[START]
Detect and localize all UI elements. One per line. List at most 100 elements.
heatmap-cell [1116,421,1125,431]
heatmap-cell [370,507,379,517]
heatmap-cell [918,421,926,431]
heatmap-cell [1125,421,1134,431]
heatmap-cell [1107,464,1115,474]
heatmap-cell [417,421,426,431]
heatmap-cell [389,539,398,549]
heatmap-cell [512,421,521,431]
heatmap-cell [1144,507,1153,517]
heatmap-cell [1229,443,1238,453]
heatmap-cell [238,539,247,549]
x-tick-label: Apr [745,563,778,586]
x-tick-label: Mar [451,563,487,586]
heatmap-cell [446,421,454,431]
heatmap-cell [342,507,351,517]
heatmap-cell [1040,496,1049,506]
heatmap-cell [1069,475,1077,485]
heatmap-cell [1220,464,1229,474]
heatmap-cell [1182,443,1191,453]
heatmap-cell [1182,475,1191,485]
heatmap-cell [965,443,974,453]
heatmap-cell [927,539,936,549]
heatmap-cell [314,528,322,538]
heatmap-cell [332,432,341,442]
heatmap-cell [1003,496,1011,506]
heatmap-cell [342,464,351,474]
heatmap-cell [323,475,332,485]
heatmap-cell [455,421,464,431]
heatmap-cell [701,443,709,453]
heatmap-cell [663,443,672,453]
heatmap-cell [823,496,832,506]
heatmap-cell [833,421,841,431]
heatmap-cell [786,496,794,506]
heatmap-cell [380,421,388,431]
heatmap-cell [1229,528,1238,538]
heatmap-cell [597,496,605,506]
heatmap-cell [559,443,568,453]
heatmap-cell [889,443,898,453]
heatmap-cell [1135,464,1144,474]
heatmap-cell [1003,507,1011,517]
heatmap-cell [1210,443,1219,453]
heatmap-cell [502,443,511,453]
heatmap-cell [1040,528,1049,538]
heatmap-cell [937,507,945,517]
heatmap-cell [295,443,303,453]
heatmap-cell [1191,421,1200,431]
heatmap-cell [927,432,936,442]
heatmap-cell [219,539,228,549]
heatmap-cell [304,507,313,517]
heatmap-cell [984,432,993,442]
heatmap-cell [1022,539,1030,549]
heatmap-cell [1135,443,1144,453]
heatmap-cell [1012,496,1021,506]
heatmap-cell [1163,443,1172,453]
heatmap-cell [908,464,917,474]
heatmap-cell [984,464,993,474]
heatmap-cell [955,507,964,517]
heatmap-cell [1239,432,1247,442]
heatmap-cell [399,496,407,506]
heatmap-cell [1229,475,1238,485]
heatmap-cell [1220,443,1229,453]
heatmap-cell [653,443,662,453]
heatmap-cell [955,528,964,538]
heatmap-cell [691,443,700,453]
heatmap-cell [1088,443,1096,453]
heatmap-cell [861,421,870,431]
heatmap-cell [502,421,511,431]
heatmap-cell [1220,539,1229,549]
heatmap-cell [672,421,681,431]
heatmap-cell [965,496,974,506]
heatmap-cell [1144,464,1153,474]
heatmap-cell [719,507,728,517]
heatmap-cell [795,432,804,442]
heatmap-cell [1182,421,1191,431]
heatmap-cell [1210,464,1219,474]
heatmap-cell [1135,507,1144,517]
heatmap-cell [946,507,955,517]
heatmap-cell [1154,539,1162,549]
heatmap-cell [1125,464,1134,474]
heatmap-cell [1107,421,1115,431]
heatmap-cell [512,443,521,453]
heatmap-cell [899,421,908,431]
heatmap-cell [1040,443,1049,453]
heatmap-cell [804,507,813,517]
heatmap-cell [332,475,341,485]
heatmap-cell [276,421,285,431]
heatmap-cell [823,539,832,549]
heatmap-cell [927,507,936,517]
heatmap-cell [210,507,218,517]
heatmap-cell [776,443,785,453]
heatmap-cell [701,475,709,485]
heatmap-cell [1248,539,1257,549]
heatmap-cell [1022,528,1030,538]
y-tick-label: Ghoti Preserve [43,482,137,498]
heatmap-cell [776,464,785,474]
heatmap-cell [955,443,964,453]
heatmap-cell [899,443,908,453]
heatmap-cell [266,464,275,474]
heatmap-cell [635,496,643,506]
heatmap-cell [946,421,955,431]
[END]
## Exercise goal
Reproduce the records above verbatim. Begin with the first line and end with the line containing "heatmap-cell [1220,539,1229,549]", including both.

## Solution to the exercise
Detect and localize all UI elements. One per line. List at most 100 elements.
heatmap-cell [1116,421,1125,431]
heatmap-cell [370,507,379,517]
heatmap-cell [918,421,926,431]
heatmap-cell [1125,421,1134,431]
heatmap-cell [1107,464,1115,474]
heatmap-cell [417,421,426,431]
heatmap-cell [389,539,398,549]
heatmap-cell [512,421,521,431]
heatmap-cell [1144,507,1153,517]
heatmap-cell [1229,443,1238,453]
heatmap-cell [238,539,247,549]
x-tick-label: Apr [745,563,778,586]
x-tick-label: Mar [451,563,487,586]
heatmap-cell [446,421,454,431]
heatmap-cell [342,507,351,517]
heatmap-cell [1040,496,1049,506]
heatmap-cell [1069,475,1077,485]
heatmap-cell [1220,464,1229,474]
heatmap-cell [1182,443,1191,453]
heatmap-cell [1182,475,1191,485]
heatmap-cell [965,443,974,453]
heatmap-cell [927,539,936,549]
heatmap-cell [314,528,322,538]
heatmap-cell [332,432,341,442]
heatmap-cell [1003,496,1011,506]
heatmap-cell [342,464,351,474]
heatmap-cell [323,475,332,485]
heatmap-cell [455,421,464,431]
heatmap-cell [701,443,709,453]
heatmap-cell [663,443,672,453]
heatmap-cell [823,496,832,506]
heatmap-cell [833,421,841,431]
heatmap-cell [786,496,794,506]
heatmap-cell [380,421,388,431]
heatmap-cell [1229,528,1238,538]
heatmap-cell [597,496,605,506]
heatmap-cell [559,443,568,453]
heatmap-cell [889,443,898,453]
heatmap-cell [1135,464,1144,474]
heatmap-cell [1003,507,1011,517]
heatmap-cell [1210,443,1219,453]
heatmap-cell [502,443,511,453]
heatmap-cell [1040,528,1049,538]
heatmap-cell [937,507,945,517]
heatmap-cell [295,443,303,453]
heatmap-cell [1191,421,1200,431]
heatmap-cell [927,432,936,442]
heatmap-cell [219,539,228,549]
heatmap-cell [304,507,313,517]
heatmap-cell [984,432,993,442]
heatmap-cell [1022,539,1030,549]
heatmap-cell [1135,443,1144,453]
heatmap-cell [1012,496,1021,506]
heatmap-cell [1163,443,1172,453]
heatmap-cell [908,464,917,474]
heatmap-cell [984,464,993,474]
heatmap-cell [955,507,964,517]
heatmap-cell [1239,432,1247,442]
heatmap-cell [399,496,407,506]
heatmap-cell [1229,475,1238,485]
heatmap-cell [1220,443,1229,453]
heatmap-cell [653,443,662,453]
heatmap-cell [955,528,964,538]
heatmap-cell [691,443,700,453]
heatmap-cell [1088,443,1096,453]
heatmap-cell [861,421,870,431]
heatmap-cell [502,421,511,431]
heatmap-cell [1220,539,1229,549]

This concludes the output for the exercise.